- What you are asked to do: Go through the listing below and list every line with "document".

++++

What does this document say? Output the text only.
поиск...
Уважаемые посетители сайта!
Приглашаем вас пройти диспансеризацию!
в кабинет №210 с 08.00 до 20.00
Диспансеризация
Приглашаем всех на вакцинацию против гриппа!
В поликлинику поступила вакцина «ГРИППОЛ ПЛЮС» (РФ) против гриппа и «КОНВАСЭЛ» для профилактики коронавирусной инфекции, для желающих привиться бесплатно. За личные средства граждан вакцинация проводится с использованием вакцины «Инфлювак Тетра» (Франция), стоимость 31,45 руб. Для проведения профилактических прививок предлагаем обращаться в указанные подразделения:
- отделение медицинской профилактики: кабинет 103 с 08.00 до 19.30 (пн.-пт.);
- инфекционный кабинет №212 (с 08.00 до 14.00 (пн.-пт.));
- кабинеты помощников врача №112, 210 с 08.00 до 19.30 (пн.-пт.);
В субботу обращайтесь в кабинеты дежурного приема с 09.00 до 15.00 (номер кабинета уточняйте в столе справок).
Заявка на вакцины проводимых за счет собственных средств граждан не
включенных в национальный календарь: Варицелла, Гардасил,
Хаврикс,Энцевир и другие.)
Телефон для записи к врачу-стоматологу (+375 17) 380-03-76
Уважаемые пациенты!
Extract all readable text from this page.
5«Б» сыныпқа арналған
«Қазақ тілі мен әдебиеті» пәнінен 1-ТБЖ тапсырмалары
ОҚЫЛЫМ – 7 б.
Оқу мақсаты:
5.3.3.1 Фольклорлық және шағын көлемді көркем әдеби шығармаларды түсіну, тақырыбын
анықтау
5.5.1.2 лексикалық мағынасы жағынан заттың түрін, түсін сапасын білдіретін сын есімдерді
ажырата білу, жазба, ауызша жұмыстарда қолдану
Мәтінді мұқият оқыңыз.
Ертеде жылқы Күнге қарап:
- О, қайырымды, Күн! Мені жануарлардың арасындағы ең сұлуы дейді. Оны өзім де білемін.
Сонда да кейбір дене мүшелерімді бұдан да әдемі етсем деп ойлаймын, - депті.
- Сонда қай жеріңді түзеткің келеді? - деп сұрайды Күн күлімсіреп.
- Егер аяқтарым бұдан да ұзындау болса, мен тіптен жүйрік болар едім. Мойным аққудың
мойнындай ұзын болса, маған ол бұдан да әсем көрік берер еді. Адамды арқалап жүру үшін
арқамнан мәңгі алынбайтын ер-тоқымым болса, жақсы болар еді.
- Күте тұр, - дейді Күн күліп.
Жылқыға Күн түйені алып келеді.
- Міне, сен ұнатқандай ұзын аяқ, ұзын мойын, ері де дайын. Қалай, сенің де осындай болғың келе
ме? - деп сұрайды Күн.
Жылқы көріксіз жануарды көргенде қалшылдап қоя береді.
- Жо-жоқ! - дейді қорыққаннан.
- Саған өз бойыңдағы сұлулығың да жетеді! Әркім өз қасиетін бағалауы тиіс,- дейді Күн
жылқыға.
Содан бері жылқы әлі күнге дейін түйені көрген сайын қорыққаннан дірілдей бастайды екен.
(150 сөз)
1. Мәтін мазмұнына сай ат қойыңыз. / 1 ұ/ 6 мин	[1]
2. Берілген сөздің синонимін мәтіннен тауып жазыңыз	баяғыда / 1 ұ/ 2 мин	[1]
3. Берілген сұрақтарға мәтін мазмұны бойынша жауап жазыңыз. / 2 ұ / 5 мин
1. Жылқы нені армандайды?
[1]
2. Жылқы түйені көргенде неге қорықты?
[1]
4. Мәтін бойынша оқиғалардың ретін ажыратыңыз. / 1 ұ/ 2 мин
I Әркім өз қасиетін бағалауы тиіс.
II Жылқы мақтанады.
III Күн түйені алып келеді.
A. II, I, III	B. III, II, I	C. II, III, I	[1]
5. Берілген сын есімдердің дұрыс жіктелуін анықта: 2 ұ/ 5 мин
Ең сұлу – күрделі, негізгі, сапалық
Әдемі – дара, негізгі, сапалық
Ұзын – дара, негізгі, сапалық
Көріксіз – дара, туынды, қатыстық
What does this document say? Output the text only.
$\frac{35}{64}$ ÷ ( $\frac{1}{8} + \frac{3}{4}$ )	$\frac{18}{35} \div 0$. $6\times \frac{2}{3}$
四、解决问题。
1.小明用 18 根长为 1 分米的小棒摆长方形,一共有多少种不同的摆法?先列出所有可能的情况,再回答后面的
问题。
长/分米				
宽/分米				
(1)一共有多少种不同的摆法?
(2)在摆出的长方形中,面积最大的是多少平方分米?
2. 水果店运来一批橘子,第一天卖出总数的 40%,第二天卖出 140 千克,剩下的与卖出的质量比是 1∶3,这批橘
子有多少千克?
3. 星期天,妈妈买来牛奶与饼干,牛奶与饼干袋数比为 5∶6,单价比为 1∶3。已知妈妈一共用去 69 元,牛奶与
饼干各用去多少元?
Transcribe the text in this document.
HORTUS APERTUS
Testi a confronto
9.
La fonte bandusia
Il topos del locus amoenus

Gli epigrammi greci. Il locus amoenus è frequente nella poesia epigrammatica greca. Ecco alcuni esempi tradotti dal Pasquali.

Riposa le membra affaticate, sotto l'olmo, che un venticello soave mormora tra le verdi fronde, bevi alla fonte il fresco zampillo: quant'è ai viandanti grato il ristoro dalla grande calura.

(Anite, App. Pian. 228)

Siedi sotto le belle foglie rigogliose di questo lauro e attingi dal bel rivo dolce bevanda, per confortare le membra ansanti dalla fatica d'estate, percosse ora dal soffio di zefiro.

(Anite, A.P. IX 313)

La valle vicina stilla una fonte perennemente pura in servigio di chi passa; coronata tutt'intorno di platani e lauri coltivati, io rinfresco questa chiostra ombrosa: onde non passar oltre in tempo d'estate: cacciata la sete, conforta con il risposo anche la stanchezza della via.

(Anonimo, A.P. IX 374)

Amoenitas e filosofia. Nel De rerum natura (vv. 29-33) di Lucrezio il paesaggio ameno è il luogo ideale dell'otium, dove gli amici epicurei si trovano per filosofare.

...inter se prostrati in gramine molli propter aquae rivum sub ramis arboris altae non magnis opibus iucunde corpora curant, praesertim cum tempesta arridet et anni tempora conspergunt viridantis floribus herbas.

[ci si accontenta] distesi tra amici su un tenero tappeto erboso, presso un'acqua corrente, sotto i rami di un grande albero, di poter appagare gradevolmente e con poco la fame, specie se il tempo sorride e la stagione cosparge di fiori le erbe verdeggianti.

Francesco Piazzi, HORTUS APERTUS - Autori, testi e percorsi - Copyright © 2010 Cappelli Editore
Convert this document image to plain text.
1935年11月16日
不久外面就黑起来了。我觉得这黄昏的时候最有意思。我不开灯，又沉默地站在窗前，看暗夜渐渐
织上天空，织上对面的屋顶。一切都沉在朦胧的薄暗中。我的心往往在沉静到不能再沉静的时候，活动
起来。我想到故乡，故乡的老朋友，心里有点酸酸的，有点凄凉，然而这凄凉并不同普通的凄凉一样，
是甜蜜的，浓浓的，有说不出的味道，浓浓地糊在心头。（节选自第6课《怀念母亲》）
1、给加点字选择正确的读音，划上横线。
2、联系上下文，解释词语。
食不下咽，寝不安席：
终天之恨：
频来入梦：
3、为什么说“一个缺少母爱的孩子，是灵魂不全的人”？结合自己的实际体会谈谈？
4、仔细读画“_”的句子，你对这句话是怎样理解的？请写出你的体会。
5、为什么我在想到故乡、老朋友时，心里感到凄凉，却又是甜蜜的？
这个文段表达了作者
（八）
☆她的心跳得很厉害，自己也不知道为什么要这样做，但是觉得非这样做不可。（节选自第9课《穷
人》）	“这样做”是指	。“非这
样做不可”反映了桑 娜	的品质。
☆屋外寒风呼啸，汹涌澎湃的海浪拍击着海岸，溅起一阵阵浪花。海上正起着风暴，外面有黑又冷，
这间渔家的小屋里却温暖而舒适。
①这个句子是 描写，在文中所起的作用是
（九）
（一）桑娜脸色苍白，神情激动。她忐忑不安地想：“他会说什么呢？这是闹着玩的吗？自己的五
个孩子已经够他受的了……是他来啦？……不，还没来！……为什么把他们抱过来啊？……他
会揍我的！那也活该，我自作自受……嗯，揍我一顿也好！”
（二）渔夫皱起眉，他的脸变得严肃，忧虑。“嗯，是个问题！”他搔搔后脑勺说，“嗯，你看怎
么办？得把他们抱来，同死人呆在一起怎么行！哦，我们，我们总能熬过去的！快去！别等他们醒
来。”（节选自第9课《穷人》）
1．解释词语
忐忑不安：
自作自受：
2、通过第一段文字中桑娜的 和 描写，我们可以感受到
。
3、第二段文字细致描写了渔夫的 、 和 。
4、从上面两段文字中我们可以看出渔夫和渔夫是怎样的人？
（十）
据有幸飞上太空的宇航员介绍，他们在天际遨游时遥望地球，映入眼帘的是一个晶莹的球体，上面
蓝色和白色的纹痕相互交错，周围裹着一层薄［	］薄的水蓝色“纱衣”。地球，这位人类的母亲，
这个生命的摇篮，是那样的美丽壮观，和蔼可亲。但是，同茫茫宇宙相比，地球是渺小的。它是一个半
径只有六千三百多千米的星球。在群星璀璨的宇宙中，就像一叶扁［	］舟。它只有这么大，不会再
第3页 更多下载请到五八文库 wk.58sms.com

++++

- Solution to the problem:
What does this document say? Output the text only.
What does this document say? Output the text only.
Transcribe the text in this document.
Convert this document image to plain text.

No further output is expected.